### [Given problem]
Find every line of the listing below where "automatikusan" appears, and copy it.

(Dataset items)
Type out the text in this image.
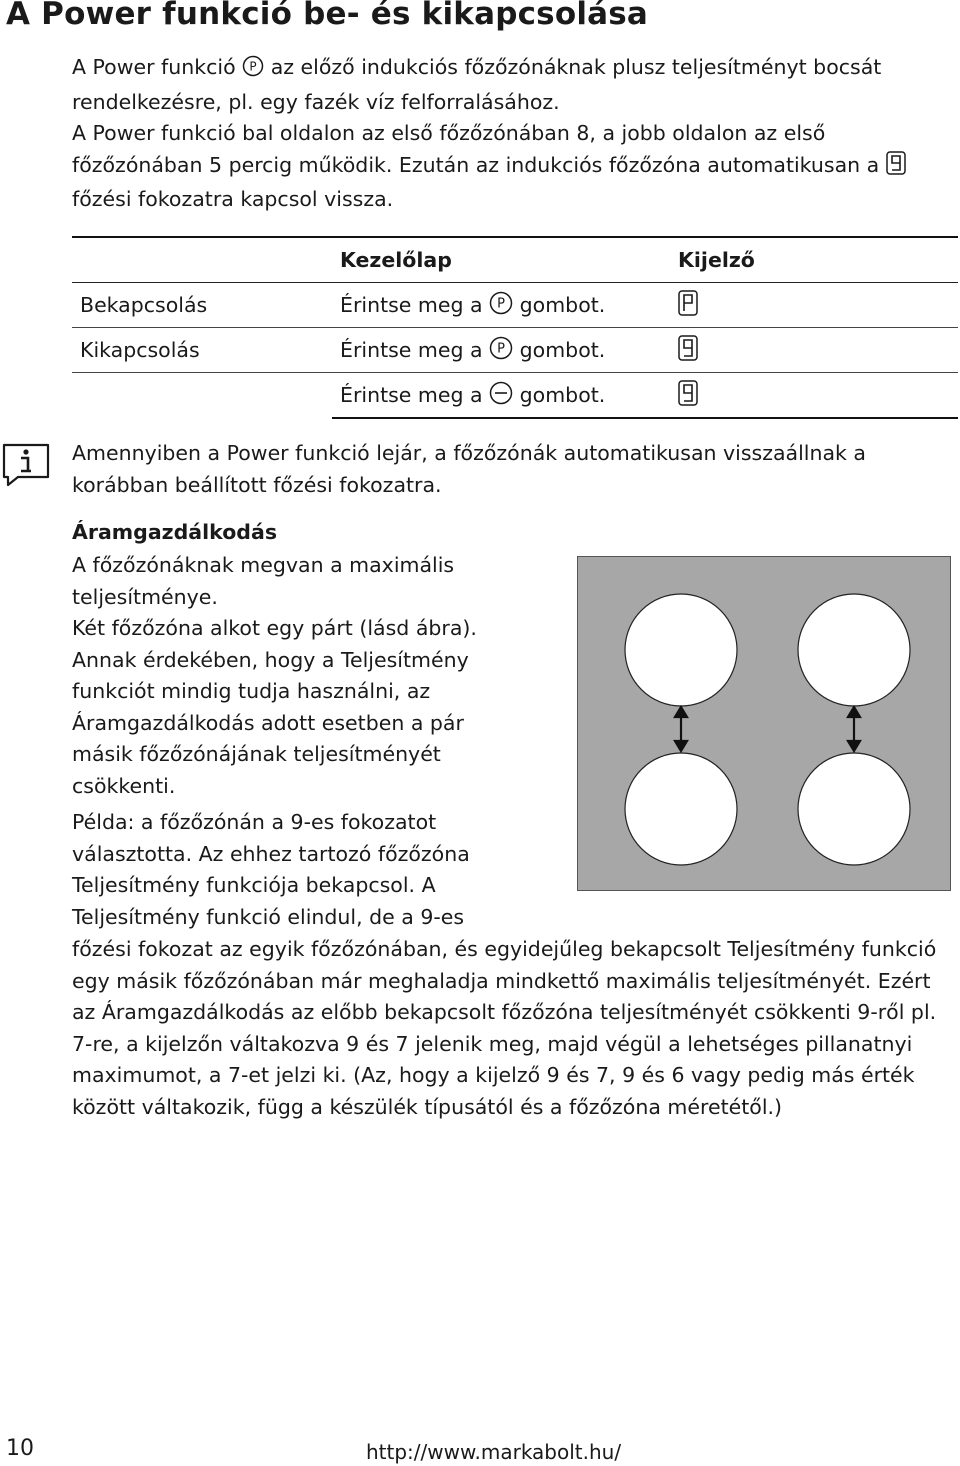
A Power funkció be- és kikapcsolása
A Power funkció P az előző indukciós főzőzónáknak plusz teljesítményt bocsát rendelkezésre, pl. egy fazék víz felforralásához.
A Power funkció bal oldalon az első főzőzónában 8, a jobb oldalon az első főzőzónában 5 percig működik. Ezután az indukciós főzőzóna automatikusan a  főzési fokozatra kapcsol vissza.
	Kezelőlap	Kijelző
Bekapcsolás	Érintse meg a P gombot.	
Kikapcsolás	Érintse meg a P gombot.	
	Érintse meg a gombot.	
Amennyiben a Power funkció lejár, a főzőzónák automatikusan visszaállnak a korábban beállított főzési fokozatra.
Áramgazdálkodás
A főzőzónáknak megvan a maximális
teljesítménye.
Két főzőzóna alkot egy párt (lásd ábra).
Annak érdekében, hogy a Teljesítmény
funkciót mindig tudja használni, az
Áramgazdálkodás adott esetben a pár
másik főzőzónájának teljesítményét
csökkenti.
Példa: a főzőzónán a 9-es fokozatot
választotta. Az ehhez tartozó főzőzóna
Teljesítmény funkciója bekapcsol. A
Teljesítmény funkció elindul, de a 9-es
főzési fokozat az egyik főzőzónában, és egyidejűleg bekapcsolt Teljesítmény funkció egy másik főzőzónában már meghaladja mindkettő maximális teljesítményét. Ezért az Áramgazdálkodás az előbb bekapcsolt főzőzóna teljesítményét csökkenti 9-ről pl. 7-re, a kijelzőn váltakozva 9 és 7 jelenik meg, majd végül a lehetséges pillanatnyi maximumot, a 7-et jelzi ki. (Az, hogy a kijelző 9 és 7, 9 és 6 vagy pedig más érték között váltakozik, függ a készülék típusától és a főzőzóna méretétől.)
10	http://www.markabolt.hu/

### [Response to the task]
A Power funkció bal oldalon az első főzőzónában 8, a jobb oldalon az első főzőzónában 5 percig működik. Ezután az indukciós főzőzóna automatikusan a  főzési fokozatra kapcsol vissza.
Amennyiben a Power funkció lejár, a főzőzónák automatikusan visszaállnak a korábban beállított főzési fokozatra.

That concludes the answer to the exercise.